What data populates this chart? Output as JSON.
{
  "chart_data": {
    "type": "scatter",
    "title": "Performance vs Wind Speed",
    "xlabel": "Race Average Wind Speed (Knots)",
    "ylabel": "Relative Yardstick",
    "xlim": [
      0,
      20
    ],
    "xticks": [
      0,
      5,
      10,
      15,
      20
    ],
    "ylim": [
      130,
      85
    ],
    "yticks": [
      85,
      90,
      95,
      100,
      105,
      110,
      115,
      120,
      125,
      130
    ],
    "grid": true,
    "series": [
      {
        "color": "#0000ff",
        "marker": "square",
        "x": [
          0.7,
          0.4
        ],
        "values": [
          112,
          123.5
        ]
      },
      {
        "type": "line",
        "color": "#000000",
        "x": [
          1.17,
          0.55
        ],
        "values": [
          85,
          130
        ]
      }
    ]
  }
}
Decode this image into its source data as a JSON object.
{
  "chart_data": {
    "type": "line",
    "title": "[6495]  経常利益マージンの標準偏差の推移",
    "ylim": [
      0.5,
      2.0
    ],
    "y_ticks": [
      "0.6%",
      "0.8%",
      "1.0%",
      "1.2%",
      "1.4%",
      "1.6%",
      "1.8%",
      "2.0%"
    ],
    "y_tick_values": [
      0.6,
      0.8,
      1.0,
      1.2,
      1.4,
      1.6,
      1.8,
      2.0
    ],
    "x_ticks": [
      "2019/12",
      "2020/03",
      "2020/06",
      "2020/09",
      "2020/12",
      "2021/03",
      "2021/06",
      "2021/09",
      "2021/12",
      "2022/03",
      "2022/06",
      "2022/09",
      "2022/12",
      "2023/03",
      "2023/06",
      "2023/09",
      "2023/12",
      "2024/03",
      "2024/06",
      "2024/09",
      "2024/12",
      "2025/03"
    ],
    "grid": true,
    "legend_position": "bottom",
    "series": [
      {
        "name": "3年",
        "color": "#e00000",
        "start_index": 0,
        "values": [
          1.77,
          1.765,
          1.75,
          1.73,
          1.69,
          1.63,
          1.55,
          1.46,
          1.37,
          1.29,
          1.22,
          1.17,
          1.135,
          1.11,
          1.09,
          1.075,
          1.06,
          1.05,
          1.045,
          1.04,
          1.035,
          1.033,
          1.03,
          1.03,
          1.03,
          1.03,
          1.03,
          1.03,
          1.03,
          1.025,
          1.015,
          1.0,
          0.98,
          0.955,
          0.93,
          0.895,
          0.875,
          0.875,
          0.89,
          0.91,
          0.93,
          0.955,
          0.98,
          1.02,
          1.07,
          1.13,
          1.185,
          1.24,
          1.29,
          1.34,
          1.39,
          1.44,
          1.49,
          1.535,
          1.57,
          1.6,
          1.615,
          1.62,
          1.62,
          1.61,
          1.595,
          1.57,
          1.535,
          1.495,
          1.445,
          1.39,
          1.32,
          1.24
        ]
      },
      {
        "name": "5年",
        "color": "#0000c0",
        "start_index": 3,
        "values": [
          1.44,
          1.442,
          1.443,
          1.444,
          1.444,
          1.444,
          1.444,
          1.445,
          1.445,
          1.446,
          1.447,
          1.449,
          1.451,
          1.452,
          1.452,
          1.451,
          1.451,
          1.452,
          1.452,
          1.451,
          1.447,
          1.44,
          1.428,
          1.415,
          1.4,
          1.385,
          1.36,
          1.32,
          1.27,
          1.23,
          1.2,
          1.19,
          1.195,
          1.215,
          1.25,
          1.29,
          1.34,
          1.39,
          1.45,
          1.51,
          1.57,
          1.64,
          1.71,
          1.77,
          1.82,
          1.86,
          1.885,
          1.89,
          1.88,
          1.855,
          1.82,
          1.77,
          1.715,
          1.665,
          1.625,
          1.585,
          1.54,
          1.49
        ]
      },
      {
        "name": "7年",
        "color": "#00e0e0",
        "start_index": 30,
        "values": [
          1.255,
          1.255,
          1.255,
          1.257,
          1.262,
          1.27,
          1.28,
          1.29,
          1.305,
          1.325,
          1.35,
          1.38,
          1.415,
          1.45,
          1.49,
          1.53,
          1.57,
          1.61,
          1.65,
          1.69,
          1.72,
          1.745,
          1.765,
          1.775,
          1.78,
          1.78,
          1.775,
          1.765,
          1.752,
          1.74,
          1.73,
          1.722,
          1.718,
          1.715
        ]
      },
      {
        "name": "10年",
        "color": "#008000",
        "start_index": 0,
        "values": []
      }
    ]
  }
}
■ ■ ■ ■ ■ ■ ■
* [Stated exercise]: Look through the data and gather every line with the string "JSON" in it.

* [Reply to the task]:
What data populates this chart? Output as JSON.
Decode this image into its source data as a JSON object.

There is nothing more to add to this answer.